TASK TO COMPLETE:
Out of the lines below, please list those that hold the string "перепрограммируют".

RAW RECORDS:
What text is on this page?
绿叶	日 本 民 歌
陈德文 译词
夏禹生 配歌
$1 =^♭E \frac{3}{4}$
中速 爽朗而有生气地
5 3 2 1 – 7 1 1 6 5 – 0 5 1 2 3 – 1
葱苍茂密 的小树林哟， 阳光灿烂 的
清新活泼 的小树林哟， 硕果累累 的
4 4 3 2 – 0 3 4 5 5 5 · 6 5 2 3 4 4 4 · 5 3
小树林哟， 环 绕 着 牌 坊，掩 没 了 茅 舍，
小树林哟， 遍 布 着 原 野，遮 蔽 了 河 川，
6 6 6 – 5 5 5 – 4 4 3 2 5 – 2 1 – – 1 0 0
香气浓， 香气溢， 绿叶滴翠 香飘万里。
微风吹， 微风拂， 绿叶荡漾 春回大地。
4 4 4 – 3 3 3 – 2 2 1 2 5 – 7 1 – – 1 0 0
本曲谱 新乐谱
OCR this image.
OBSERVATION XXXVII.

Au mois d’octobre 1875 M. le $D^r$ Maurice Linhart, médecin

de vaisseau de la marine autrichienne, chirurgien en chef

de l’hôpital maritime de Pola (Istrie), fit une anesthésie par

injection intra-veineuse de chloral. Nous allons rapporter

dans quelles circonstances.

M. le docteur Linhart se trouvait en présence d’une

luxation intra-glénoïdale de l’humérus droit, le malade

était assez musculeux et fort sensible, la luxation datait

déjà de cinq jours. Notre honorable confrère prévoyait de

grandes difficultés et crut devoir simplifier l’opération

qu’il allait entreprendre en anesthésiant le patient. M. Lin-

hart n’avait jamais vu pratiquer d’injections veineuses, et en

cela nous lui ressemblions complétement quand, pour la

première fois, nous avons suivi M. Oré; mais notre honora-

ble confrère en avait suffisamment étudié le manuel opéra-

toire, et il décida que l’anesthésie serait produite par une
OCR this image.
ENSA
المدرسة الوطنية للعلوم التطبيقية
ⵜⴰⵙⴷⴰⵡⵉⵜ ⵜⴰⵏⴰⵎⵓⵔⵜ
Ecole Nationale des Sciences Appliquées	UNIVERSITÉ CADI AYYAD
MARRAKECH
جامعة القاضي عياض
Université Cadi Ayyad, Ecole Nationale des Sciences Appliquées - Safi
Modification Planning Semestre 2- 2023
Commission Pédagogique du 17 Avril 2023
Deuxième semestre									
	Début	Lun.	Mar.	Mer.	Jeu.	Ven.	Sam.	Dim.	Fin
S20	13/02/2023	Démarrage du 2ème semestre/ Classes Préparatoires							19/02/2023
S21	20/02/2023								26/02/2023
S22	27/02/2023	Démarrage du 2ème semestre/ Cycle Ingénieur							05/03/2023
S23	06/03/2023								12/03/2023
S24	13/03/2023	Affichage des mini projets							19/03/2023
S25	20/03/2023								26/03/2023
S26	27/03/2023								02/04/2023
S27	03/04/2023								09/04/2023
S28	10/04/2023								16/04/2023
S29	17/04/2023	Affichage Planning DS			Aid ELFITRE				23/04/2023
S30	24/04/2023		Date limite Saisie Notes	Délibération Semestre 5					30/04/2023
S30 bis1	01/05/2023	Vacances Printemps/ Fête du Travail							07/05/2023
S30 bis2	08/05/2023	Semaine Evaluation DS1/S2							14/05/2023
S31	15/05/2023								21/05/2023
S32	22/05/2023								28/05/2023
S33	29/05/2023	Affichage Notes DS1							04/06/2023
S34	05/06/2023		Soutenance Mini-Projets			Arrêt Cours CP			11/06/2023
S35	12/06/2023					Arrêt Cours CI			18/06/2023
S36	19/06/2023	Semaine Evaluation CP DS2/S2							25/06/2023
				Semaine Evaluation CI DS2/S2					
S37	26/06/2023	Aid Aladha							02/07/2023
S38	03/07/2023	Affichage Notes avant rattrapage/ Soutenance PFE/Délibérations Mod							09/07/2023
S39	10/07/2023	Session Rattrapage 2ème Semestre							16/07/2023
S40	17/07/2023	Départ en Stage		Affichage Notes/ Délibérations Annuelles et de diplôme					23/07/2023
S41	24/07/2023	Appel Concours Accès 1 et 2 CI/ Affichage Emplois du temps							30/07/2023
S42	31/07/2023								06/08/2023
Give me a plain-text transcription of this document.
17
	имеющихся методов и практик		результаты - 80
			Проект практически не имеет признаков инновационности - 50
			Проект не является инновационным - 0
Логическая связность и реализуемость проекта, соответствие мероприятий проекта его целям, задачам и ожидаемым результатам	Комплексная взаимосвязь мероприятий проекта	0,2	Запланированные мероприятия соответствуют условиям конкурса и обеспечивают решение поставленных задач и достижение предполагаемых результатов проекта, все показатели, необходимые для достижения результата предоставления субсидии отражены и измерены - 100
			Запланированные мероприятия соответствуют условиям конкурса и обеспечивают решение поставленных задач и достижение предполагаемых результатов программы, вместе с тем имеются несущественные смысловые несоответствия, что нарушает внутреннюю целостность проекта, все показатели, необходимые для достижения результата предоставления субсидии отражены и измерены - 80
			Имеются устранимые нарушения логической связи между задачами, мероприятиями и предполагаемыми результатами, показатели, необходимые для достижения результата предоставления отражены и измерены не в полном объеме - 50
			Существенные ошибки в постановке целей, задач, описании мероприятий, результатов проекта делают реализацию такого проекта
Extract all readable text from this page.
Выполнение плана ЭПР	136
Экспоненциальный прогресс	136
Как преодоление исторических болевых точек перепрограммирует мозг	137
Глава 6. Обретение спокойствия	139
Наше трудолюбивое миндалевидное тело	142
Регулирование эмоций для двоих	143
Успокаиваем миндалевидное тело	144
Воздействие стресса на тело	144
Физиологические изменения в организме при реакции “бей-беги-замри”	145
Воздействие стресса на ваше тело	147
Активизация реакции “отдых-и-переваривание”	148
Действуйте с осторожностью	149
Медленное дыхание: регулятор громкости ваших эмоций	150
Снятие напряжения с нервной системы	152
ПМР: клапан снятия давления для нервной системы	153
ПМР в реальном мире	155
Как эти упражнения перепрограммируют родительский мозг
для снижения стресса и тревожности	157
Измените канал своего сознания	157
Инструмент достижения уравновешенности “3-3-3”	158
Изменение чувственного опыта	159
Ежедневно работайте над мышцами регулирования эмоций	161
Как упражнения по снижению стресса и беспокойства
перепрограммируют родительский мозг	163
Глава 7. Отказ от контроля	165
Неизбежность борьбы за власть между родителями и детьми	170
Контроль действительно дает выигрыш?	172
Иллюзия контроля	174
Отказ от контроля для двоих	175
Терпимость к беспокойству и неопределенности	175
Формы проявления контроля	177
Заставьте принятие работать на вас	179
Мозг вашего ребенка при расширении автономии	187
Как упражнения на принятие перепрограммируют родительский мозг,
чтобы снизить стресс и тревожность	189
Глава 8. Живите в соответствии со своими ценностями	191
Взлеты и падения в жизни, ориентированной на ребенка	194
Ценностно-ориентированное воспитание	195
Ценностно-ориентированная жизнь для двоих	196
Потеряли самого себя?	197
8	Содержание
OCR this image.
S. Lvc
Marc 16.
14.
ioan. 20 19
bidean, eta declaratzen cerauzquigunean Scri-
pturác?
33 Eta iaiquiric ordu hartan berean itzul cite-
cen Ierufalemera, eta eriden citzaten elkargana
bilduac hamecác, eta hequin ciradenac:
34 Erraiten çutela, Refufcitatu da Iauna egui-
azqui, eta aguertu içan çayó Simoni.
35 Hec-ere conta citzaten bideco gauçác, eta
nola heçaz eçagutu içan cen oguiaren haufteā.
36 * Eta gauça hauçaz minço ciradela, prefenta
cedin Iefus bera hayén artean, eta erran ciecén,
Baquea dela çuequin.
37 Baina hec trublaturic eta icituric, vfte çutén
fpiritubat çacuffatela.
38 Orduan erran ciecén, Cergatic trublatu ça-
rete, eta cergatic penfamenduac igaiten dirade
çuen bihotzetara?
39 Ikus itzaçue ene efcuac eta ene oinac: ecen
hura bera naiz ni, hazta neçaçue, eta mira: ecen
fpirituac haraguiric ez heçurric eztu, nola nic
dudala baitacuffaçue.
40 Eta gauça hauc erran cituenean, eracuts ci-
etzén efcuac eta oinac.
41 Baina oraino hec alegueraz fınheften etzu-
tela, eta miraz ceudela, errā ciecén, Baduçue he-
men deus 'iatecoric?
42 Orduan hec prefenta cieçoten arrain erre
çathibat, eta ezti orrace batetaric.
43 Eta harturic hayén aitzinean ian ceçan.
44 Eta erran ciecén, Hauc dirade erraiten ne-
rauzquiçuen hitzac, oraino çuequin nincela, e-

FINISHED ANSWER:
Как эти упражнения перепрограммируют родительский мозг
перепрограммируют родительский мозг	163
Как упражнения на принятие перепрограммируют родительский мозг,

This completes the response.